▼▼▼
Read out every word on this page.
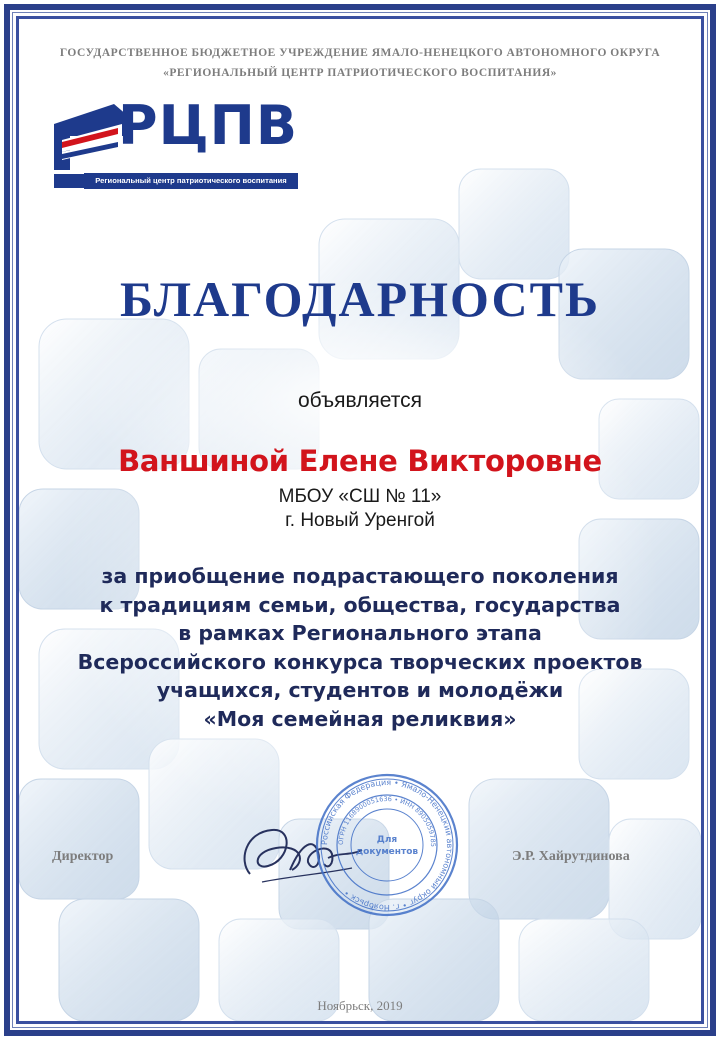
ГОСУДАРСТВЕННОЕ БЮДЖЕТНОЕ УЧРЕЖДЕНИЕ ЯМАЛО-НЕНЕЦКОГО АВТОНОМНОГО ОКРУГА

«РЕГИОНАЛЬНЫЙ ЦЕНТР ПАТРИОТИЧЕСКОГО ВОСПИТАНИЯ»

РЦПВ
Региональный центр патриотического воспитания
БЛАГОДАРНОСТЬ

объявляется

Ваншиной Елене Викторовне

МБОУ «СШ № 11»

г. Новый Уренгой

за приобщение подрастающего поколения
к традициям семьи, общества, государства
в рамках Регионального этапа
Всероссийского конкурса творческих проектов
учащихся, студентов и молодёжи
«Моя семейная реликвия»
Директор
Российская Федерация • Ямало-Ненецкий автономный округ • г. Ноябрьск •
ОГРН 1168900051636 • ИНН 8905059785
Для
документов	Э.Р. Хайрутдинова

Ноябрьск, 2019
▲▲▲
> _Written problem_
Copy the listing over exactly, skipping the pictures it holds.

> _Response to this task_
Read out every word on this page.
ГОСУДАРСТВЕННОЕ БЮДЖЕТНОЕ УЧРЕЖДЕНИЕ ЯМАЛО-НЕНЕЦКОГО АВТОНОМНОГО ОКРУГА

«РЕГИОНАЛЬНЫЙ ЦЕНТР ПАТРИОТИЧЕСКОГО ВОСПИТАНИЯ»

РЦПВ
Региональный центр патриотического воспитания
БЛАГОДАРНОСТЬ

объявляется

Ваншиной Елене Викторовне

МБОУ «СШ № 11»

г. Новый Уренгой

за приобщение подрастающего поколения
к традициям семьи, общества, государства
в рамках Регионального этапа
Всероссийского конкурса творческих проектов
учащихся, студентов и молодёжи
«Моя семейная реликвия»
Директор
Российская Федерация • Ямало-Ненецкий автономный округ • г. Ноябрьск •
ОГРН 1168900051636 • ИНН 8905059785
Для
документов	Э.Р. Хайрутдинова

Ноябрьск, 2019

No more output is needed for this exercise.